**WHAT YOU ARE ASKED TO DO:** Below are some records: retype them all exactly, but not the pictures.

**EXERCISE DATA:**
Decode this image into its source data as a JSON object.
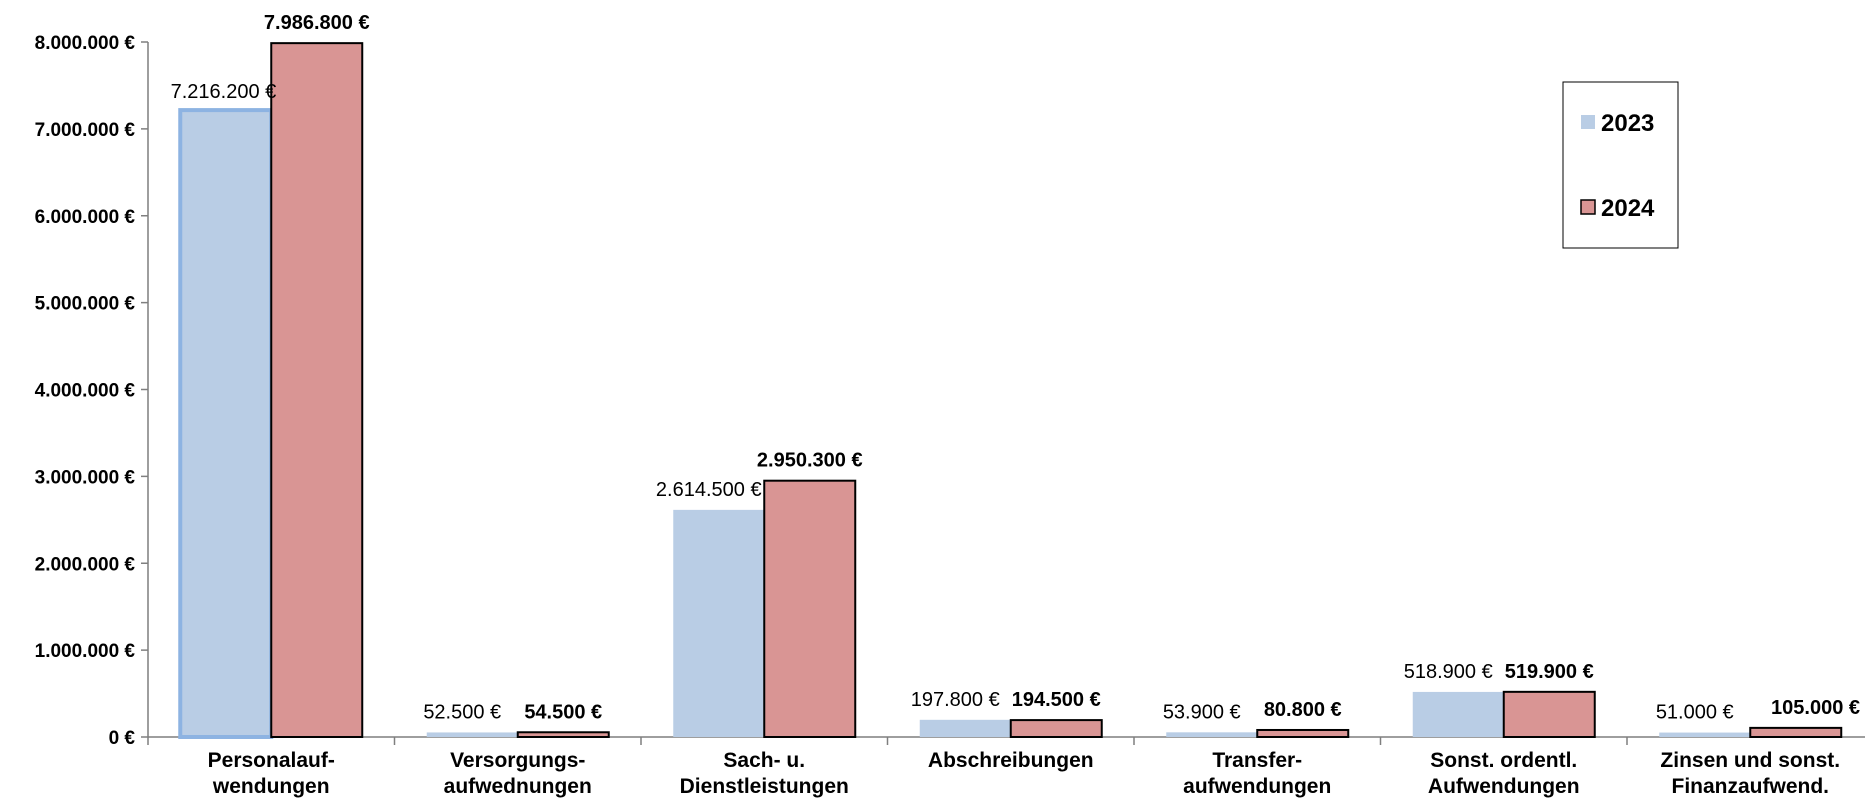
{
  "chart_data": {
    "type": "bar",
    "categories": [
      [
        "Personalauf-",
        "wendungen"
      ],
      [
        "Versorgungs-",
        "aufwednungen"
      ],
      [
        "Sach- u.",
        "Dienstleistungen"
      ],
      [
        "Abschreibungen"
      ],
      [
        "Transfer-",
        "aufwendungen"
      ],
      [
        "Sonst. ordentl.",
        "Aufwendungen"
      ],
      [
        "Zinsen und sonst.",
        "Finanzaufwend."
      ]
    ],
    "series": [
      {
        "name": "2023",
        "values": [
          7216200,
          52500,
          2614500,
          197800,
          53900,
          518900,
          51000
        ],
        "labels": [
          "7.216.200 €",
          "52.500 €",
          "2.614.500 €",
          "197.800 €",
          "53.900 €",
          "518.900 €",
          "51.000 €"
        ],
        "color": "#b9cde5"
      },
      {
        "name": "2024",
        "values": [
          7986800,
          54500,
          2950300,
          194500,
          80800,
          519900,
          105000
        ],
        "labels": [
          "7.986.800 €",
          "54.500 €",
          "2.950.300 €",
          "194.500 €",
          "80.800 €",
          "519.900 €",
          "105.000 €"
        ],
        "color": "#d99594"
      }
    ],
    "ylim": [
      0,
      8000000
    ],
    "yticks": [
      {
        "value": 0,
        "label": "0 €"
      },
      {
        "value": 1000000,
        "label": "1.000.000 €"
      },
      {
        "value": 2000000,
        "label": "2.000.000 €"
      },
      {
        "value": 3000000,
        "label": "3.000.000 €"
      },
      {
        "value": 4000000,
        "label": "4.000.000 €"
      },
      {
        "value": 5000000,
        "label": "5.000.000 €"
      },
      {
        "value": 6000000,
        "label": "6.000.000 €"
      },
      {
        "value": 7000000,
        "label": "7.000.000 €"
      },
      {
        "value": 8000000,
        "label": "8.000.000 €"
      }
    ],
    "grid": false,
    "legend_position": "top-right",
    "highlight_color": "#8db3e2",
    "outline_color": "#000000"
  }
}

**RESPONSE TO THE TASK:**
Decode this image into its source data as a JSON object.
{
  "chart_data": {
    "type": "bar",
    "categories": [
      [
        "Personalauf-",
        "wendungen"
      ],
      [
        "Versorgungs-",
        "aufwednungen"
      ],
      [
        "Sach- u.",
        "Dienstleistungen"
      ],
      [
        "Abschreibungen"
      ],
      [
        "Transfer-",
        "aufwendungen"
      ],
      [
        "Sonst. ordentl.",
        "Aufwendungen"
      ],
      [
        "Zinsen und sonst.",
        "Finanzaufwend."
      ]
    ],
    "series": [
      {
        "name": "2023",
        "values": [
          7216200,
          52500,
          2614500,
          197800,
          53900,
          518900,
          51000
        ],
        "labels": [
          "7.216.200 €",
          "52.500 €",
          "2.614.500 €",
          "197.800 €",
          "53.900 €",
          "518.900 €",
          "51.000 €"
        ],
        "color": "#b9cde5"
      },
      {
        "name": "2024",
        "values": [
          7986800,
          54500,
          2950300,
          194500,
          80800,
          519900,
          105000
        ],
        "labels": [
          "7.986.800 €",
          "54.500 €",
          "2.950.300 €",
          "194.500 €",
          "80.800 €",
          "519.900 €",
          "105.000 €"
        ],
        "color": "#d99594"
      }
    ],
    "ylim": [
      0,
      8000000
    ],
    "yticks": [
      {
        "value": 0,
        "label": "0 €"
      },
      {
        "value": 1000000,
        "label": "1.000.000 €"
      },
      {
        "value": 2000000,
        "label": "2.000.000 €"
      },
      {
        "value": 3000000,
        "label": "3.000.000 €"
      },
      {
        "value": 4000000,
        "label": "4.000.000 €"
      },
      {
        "value": 5000000,
        "label": "5.000.000 €"
      },
      {
        "value": 6000000,
        "label": "6.000.000 €"
      },
      {
        "value": 7000000,
        "label": "7.000.000 €"
      },
      {
        "value": 8000000,
        "label": "8.000.000 €"
      }
    ],
    "grid": false,
    "legend_position": "top-right",
    "highlight_color": "#8db3e2",
    "outline_color": "#000000"
  }
}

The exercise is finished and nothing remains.